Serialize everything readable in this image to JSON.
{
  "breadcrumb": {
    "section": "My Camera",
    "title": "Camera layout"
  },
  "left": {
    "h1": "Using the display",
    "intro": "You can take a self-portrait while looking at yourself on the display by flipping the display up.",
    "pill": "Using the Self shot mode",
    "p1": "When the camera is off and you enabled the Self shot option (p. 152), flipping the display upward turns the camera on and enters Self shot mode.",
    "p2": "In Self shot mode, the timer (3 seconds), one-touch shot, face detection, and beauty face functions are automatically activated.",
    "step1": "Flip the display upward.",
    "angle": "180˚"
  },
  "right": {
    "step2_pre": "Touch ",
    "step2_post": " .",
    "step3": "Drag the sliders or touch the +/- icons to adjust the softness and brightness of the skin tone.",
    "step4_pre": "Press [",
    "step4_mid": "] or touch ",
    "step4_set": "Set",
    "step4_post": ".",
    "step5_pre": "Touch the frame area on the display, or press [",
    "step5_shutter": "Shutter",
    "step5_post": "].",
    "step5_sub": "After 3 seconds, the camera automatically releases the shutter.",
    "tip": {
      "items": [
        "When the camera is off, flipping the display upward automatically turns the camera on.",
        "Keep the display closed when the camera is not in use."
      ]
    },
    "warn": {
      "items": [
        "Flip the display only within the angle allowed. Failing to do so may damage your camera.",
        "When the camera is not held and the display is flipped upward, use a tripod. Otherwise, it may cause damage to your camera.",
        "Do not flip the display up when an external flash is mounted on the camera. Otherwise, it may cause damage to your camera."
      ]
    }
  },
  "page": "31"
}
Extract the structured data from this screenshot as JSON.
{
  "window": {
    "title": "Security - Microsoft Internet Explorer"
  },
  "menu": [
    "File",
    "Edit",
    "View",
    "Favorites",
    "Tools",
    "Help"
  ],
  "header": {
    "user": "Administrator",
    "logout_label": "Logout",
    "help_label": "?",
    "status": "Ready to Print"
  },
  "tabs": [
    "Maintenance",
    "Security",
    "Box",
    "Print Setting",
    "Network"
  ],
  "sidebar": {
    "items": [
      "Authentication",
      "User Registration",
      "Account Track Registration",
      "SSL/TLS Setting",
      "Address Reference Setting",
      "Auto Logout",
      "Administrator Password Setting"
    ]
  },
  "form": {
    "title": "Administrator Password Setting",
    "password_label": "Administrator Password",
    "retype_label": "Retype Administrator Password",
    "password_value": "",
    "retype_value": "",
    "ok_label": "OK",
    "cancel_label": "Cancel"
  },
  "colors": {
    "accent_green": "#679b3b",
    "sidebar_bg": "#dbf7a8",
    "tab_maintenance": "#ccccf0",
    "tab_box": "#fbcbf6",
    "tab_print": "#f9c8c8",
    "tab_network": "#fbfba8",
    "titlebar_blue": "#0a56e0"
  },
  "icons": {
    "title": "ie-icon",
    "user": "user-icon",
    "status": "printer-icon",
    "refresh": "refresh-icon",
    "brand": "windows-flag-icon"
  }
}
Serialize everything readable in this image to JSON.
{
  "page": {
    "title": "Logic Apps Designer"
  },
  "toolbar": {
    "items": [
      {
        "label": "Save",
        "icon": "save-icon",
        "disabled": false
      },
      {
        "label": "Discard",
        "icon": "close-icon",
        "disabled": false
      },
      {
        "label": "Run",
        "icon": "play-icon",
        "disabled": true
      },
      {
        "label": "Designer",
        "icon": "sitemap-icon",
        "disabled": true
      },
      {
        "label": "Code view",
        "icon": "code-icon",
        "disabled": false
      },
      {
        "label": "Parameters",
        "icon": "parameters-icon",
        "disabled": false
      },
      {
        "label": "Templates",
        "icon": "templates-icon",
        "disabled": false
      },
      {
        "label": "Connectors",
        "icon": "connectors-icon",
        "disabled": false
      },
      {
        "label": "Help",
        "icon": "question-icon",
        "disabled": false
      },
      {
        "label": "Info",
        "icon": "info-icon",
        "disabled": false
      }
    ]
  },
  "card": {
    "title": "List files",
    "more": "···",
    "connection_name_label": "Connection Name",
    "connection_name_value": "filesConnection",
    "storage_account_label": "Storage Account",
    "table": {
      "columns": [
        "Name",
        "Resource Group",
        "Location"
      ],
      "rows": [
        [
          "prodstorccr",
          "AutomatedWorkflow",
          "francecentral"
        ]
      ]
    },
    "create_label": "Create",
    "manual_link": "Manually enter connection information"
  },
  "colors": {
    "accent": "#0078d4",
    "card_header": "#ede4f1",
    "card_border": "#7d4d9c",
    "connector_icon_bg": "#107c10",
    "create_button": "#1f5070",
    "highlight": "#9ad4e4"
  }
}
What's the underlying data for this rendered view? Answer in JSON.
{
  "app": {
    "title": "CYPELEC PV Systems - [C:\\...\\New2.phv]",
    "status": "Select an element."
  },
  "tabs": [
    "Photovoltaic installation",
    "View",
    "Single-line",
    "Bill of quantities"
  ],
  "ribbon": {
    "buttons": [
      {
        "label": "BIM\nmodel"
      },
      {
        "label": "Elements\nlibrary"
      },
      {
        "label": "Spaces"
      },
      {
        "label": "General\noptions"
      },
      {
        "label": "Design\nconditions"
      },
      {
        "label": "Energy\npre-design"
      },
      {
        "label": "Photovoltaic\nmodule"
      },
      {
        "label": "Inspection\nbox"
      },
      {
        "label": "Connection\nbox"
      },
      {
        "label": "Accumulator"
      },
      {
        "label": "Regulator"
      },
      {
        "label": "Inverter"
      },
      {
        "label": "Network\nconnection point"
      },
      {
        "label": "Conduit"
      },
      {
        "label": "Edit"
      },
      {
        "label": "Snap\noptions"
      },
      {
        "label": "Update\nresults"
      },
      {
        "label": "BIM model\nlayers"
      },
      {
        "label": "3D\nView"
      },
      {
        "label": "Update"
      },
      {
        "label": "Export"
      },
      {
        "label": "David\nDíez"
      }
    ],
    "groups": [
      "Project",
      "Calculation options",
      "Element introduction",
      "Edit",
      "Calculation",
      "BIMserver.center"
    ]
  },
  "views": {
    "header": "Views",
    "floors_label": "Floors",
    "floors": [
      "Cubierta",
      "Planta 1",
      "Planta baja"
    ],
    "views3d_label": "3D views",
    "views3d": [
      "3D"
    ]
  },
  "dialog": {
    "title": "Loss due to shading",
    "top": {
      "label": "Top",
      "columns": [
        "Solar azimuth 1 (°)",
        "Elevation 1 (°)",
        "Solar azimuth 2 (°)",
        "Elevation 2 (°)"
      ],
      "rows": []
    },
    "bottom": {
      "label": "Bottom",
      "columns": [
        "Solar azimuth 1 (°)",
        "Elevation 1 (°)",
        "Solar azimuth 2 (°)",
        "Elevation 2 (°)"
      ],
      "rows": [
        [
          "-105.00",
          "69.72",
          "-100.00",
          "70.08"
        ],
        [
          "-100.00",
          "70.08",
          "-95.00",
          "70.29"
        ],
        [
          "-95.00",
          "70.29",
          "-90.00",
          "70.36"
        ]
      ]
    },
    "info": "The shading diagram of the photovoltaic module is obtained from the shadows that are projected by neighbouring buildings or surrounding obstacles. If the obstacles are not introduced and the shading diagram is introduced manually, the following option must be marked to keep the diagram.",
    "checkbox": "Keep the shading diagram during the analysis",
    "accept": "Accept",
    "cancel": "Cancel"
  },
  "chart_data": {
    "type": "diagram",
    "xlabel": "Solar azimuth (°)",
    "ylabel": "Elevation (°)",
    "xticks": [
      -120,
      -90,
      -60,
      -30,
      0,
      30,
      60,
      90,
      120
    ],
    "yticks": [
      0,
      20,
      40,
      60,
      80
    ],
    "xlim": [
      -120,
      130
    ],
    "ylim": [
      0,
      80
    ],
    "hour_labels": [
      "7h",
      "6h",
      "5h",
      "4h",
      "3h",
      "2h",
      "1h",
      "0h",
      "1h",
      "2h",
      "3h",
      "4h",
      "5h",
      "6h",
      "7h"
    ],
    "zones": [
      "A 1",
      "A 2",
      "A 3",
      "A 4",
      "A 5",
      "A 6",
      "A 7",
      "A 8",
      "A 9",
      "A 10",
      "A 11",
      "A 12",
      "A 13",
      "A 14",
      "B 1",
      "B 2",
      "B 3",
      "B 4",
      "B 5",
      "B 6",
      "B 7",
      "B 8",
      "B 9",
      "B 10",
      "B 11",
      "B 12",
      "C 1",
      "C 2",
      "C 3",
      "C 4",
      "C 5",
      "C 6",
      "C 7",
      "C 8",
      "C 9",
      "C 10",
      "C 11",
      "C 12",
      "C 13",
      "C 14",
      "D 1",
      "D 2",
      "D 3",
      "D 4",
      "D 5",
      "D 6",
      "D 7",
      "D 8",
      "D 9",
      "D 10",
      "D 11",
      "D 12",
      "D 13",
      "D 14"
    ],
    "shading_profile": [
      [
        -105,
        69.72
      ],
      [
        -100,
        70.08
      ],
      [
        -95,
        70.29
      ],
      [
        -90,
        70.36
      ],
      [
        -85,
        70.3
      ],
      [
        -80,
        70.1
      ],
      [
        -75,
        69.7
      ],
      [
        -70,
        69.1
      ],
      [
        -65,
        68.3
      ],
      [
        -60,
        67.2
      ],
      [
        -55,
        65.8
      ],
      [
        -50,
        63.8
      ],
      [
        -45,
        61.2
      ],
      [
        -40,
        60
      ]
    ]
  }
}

^^^^

The task> Gather each line of the listing containing the word "Security" and show it.

Task answer>
    "title": "Security - Microsoft Internet Explorer"
    "Security",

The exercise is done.